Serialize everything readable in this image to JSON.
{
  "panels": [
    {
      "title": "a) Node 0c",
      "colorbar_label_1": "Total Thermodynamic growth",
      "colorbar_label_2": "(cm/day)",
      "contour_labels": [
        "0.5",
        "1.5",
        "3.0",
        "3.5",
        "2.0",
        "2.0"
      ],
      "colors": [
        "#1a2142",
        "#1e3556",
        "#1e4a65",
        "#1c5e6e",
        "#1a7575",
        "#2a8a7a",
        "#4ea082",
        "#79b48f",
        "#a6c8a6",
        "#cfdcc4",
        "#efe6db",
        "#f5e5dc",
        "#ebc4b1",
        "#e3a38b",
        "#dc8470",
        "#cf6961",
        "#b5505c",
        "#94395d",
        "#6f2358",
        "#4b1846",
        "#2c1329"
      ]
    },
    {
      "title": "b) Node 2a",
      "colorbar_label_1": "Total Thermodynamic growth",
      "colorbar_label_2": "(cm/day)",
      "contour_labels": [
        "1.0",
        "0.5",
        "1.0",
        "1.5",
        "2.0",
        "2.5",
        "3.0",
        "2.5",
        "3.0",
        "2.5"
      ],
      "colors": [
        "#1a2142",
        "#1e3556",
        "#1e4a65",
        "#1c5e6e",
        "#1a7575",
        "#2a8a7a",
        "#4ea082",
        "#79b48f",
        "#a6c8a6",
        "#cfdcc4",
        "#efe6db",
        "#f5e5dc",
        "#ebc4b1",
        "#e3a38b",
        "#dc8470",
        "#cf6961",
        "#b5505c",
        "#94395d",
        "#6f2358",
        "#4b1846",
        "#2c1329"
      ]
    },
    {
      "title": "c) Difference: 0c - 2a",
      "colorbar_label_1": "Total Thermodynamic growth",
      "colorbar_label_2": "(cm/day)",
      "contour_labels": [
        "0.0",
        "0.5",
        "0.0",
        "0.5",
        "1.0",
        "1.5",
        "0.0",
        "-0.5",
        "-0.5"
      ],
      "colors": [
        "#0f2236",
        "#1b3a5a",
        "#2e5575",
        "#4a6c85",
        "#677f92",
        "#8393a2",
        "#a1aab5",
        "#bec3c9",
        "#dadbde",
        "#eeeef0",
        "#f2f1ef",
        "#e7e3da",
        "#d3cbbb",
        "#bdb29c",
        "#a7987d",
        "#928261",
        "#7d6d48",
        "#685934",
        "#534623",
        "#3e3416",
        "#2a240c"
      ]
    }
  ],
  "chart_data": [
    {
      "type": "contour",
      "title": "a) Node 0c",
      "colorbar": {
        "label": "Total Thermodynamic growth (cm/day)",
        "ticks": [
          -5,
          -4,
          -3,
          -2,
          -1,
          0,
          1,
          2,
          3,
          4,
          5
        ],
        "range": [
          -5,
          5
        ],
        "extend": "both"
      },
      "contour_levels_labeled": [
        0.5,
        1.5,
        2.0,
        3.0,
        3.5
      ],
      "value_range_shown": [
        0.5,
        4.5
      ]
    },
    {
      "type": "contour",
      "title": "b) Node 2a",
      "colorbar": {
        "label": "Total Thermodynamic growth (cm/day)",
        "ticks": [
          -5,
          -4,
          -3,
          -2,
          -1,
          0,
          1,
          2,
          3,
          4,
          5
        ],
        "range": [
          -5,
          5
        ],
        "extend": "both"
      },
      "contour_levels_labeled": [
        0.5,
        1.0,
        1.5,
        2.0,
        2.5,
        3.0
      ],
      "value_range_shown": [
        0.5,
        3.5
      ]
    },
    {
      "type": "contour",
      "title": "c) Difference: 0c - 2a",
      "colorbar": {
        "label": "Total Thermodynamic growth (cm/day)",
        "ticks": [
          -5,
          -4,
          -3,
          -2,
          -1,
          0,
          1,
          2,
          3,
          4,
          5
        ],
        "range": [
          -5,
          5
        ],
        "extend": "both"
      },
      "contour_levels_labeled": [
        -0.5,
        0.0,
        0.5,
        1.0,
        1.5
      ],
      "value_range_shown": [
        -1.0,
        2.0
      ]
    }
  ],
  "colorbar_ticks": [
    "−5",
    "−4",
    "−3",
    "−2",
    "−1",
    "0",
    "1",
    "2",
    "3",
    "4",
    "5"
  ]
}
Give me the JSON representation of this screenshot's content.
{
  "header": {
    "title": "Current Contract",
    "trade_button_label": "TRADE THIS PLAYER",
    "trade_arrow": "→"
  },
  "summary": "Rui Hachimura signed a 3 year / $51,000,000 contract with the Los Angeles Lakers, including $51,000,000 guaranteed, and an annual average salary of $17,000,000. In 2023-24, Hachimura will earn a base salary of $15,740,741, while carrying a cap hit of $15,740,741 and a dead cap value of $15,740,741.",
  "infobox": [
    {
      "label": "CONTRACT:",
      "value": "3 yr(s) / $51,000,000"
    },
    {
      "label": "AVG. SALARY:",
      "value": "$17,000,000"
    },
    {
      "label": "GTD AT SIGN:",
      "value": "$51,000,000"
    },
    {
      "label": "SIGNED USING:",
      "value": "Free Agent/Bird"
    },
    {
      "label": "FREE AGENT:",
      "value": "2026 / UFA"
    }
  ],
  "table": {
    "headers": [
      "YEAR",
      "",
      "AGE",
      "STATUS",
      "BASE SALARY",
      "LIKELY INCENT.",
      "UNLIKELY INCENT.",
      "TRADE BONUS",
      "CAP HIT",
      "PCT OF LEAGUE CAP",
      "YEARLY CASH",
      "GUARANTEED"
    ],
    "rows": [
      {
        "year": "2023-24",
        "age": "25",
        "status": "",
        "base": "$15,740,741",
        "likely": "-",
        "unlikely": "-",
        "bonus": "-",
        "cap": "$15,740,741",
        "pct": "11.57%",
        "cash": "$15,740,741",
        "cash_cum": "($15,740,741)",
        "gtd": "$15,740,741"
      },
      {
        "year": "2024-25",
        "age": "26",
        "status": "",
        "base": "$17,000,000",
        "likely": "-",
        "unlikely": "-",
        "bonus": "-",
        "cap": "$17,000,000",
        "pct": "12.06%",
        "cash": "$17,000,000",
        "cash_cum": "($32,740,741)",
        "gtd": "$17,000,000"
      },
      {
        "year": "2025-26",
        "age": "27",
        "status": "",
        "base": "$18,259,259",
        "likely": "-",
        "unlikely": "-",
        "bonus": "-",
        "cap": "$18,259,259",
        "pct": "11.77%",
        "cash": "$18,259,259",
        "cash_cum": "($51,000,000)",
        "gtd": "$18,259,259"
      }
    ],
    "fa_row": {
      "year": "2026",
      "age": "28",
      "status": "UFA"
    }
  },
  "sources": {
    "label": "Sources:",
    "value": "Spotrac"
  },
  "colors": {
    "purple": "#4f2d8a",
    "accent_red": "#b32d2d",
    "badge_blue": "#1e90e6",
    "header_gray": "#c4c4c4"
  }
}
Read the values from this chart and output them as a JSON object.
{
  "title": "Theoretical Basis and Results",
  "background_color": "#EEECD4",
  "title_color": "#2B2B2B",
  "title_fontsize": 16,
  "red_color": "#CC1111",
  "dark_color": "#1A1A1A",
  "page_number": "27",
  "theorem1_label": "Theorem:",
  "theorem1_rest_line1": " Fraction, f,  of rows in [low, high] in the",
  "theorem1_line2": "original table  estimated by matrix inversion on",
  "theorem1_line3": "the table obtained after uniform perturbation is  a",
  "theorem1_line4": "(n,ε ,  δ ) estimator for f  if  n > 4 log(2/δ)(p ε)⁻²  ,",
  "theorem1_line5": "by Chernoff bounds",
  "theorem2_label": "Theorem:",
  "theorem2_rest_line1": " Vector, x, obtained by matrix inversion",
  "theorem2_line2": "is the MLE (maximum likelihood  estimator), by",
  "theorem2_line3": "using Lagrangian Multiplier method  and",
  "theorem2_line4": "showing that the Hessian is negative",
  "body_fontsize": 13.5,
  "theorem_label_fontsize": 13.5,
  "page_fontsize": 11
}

________________________

*Stated goal:*
What is the number of lines in this listing that contain the word "matrix"? Answer with that number and nothing else.

*Worked solution:*
2